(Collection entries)
★ ★ ★
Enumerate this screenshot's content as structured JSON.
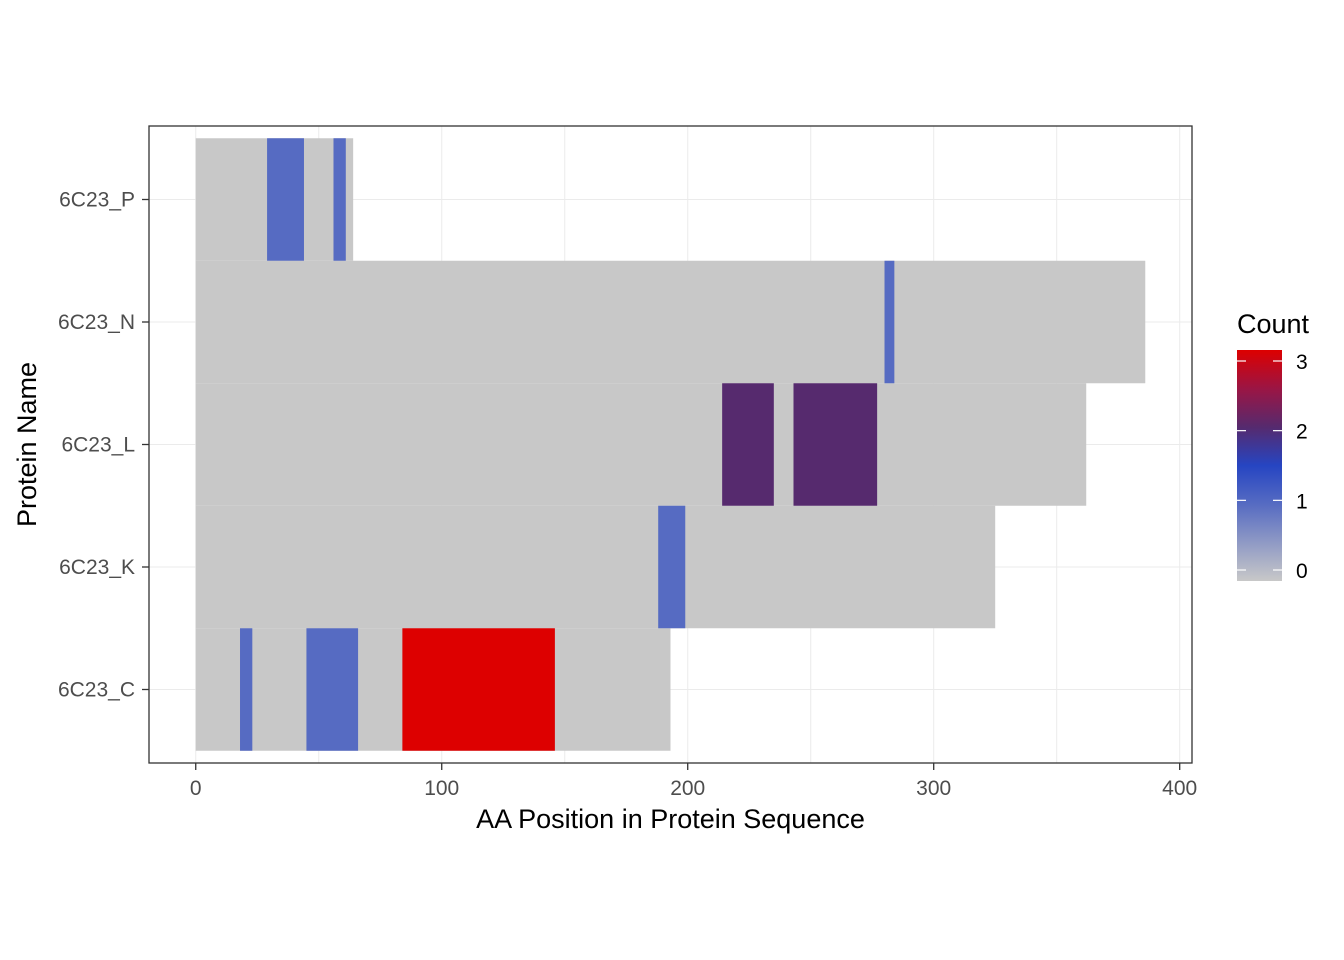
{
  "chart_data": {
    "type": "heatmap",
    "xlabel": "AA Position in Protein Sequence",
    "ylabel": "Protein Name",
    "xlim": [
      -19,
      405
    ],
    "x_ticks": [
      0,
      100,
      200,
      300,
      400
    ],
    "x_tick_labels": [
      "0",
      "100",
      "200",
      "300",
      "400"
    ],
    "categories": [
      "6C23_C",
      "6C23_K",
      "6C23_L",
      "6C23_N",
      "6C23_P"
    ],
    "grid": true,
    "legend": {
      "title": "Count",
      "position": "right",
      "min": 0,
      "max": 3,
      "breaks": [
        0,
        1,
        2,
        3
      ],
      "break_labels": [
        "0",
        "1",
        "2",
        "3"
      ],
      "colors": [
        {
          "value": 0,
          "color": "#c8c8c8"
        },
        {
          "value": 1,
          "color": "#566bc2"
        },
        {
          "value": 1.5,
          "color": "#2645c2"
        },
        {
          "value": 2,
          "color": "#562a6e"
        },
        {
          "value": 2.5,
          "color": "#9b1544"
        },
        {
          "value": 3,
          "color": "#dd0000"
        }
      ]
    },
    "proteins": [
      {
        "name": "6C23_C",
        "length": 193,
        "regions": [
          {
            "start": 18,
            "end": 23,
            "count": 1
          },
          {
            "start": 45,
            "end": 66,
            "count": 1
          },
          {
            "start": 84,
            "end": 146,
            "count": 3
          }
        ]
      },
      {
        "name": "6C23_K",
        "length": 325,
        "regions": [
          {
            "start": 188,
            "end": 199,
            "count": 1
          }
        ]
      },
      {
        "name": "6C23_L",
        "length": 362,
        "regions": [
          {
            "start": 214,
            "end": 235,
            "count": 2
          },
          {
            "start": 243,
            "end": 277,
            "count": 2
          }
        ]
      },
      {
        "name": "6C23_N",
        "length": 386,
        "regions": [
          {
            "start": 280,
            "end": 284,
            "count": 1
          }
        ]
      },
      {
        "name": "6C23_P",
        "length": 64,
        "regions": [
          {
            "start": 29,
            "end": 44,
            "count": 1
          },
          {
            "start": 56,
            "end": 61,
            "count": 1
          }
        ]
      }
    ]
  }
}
★ ★ ★
--- INSTRUCTIONS FOR THE TASK ---
Set the records down again precisely, skipping every image.

--- YOUR RESPONSE ---
Enumerate this screenshot's content as structured JSON.
{
  "chart_data": {
    "type": "heatmap",
    "xlabel": "AA Position in Protein Sequence",
    "ylabel": "Protein Name",
    "xlim": [
      -19,
      405
    ],
    "x_ticks": [
      0,
      100,
      200,
      300,
      400
    ],
    "x_tick_labels": [
      "0",
      "100",
      "200",
      "300",
      "400"
    ],
    "categories": [
      "6C23_C",
      "6C23_K",
      "6C23_L",
      "6C23_N",
      "6C23_P"
    ],
    "grid": true,
    "legend": {
      "title": "Count",
      "position": "right",
      "min": 0,
      "max": 3,
      "breaks": [
        0,
        1,
        2,
        3
      ],
      "break_labels": [
        "0",
        "1",
        "2",
        "3"
      ],
      "colors": [
        {
          "value": 0,
          "color": "#c8c8c8"
        },
        {
          "value": 1,
          "color": "#566bc2"
        },
        {
          "value": 1.5,
          "color": "#2645c2"
        },
        {
          "value": 2,
          "color": "#562a6e"
        },
        {
          "value": 2.5,
          "color": "#9b1544"
        },
        {
          "value": 3,
          "color": "#dd0000"
        }
      ]
    },
    "proteins": [
      {
        "name": "6C23_C",
        "length": 193,
        "regions": [
          {
            "start": 18,
            "end": 23,
            "count": 1
          },
          {
            "start": 45,
            "end": 66,
            "count": 1
          },
          {
            "start": 84,
            "end": 146,
            "count": 3
          }
        ]
      },
      {
        "name": "6C23_K",
        "length": 325,
        "regions": [
          {
            "start": 188,
            "end": 199,
            "count": 1
          }
        ]
      },
      {
        "name": "6C23_L",
        "length": 362,
        "regions": [
          {
            "start": 214,
            "end": 235,
            "count": 2
          },
          {
            "start": 243,
            "end": 277,
            "count": 2
          }
        ]
      },
      {
        "name": "6C23_N",
        "length": 386,
        "regions": [
          {
            "start": 280,
            "end": 284,
            "count": 1
          }
        ]
      },
      {
        "name": "6C23_P",
        "length": 64,
        "regions": [
          {
            "start": 29,
            "end": 44,
            "count": 1
          },
          {
            "start": 56,
            "end": 61,
            "count": 1
          }
        ]
      }
    ]
  }
}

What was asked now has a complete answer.